- [WHAT YOU NEED TO DO]: Work through the data below and give the number of lines holding "background", nothing more.

- [MATERIAL SHOWN]:
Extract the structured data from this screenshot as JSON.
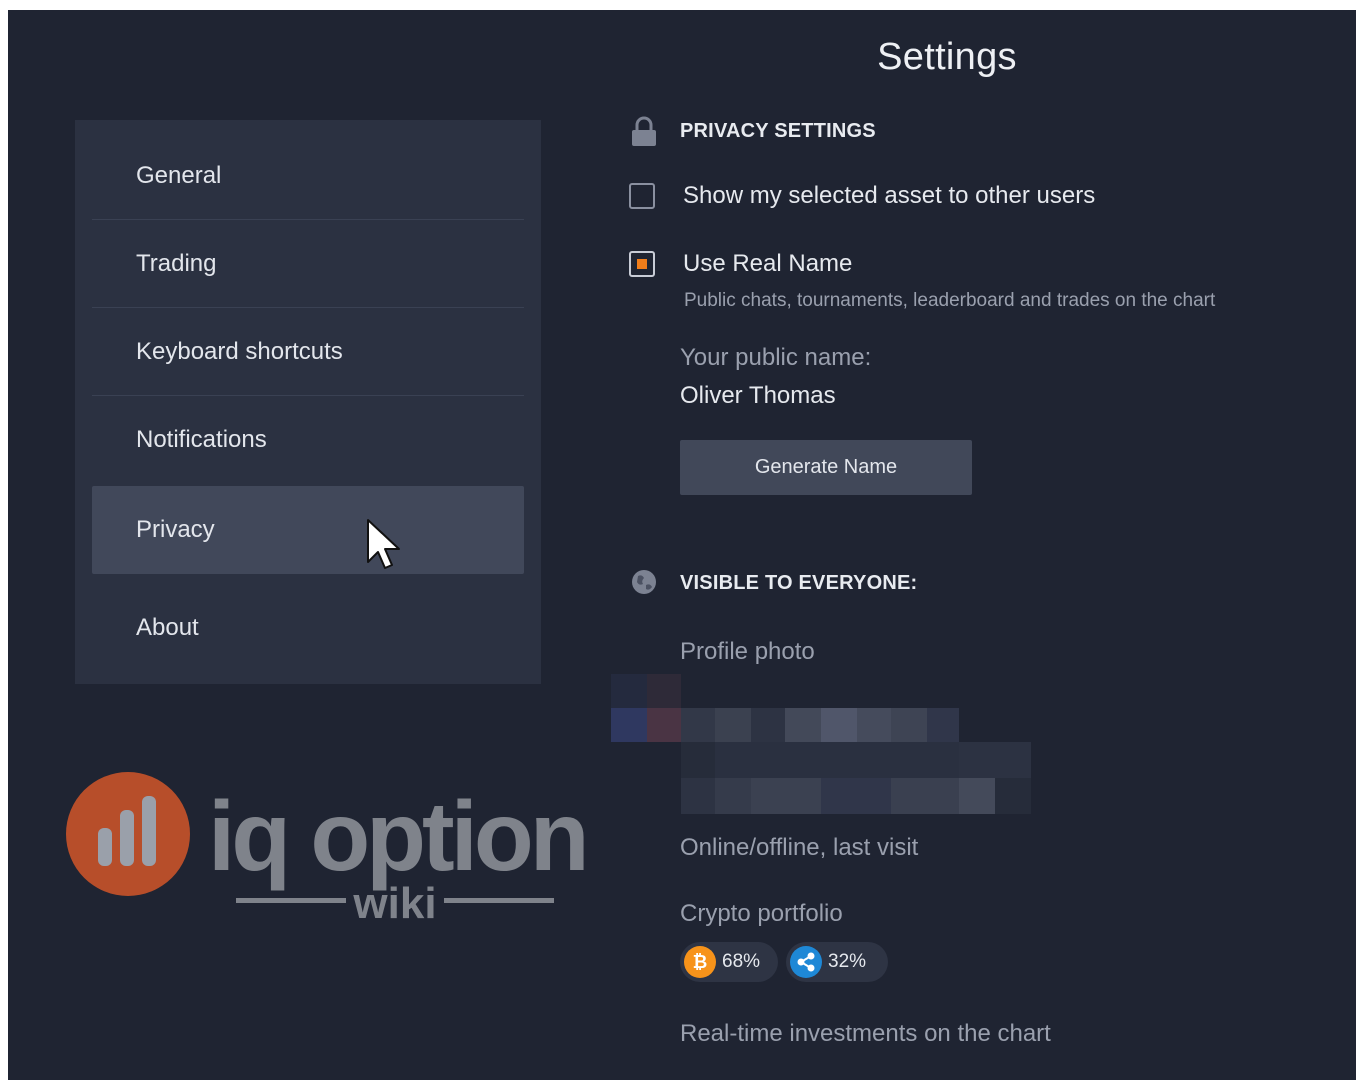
{
  "header": {
    "title": "Settings"
  },
  "sidebar": {
    "items": [
      {
        "label": "General"
      },
      {
        "label": "Trading"
      },
      {
        "label": "Keyboard shortcuts"
      },
      {
        "label": "Notifications"
      },
      {
        "label": "Privacy",
        "active": true
      },
      {
        "label": "About"
      }
    ]
  },
  "privacy": {
    "section_title": "PRIVACY SETTINGS",
    "show_asset": {
      "label": "Show my selected asset to other users",
      "checked": false
    },
    "use_real_name": {
      "label": "Use Real Name",
      "checked": true,
      "description": "Public chats, tournaments, leaderboard and trades on the chart"
    },
    "public_name_label": "Your public name:",
    "public_name_value": "Oliver Thomas",
    "generate_button": "Generate Name"
  },
  "visible": {
    "section_title": "VISIBLE TO EVERYONE:",
    "profile_photo_label": "Profile photo",
    "online_label": "Online/offline, last visit",
    "crypto_label": "Crypto portfolio",
    "crypto": [
      {
        "icon": "bitcoin-icon",
        "symbol": "₿",
        "pct": "68%",
        "color": "#f7931a"
      },
      {
        "icon": "ripple-icon",
        "symbol": "✕",
        "pct": "32%",
        "color": "#1e88d6"
      }
    ],
    "realtime_label": "Real-time investments on the chart"
  },
  "watermark": {
    "brand": "iq option",
    "sub": "wiki",
    "accent": "#d2552a"
  },
  "colors": {
    "accent": "#f07d1a",
    "background": "#1f2432",
    "panel": "#2b3141"
  }
}
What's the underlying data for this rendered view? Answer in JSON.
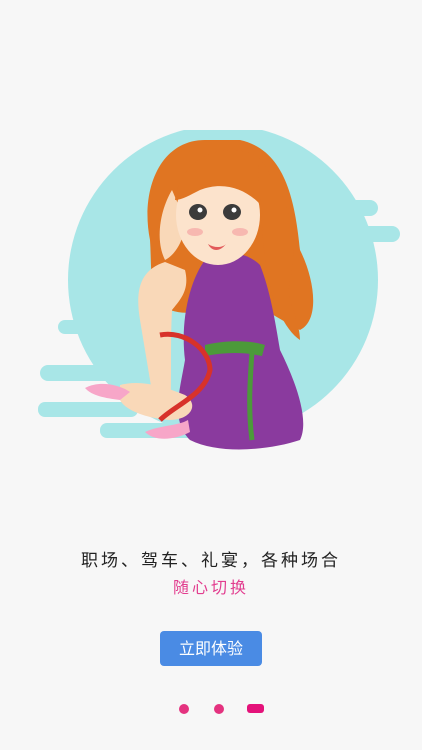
{
  "onboarding": {
    "headline": "职场、驾车、礼宴，各种场合",
    "subline": "随心切换",
    "cta_label": "立即体验"
  },
  "pager": {
    "total": 3,
    "active_index": 3
  },
  "colors": {
    "background": "#f7f7f7",
    "accent_pink": "#e23d8f",
    "button_blue": "#4a8be4",
    "circle_teal": "#a8e6e7"
  }
}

- [EXERCISE SOLUTION]: 2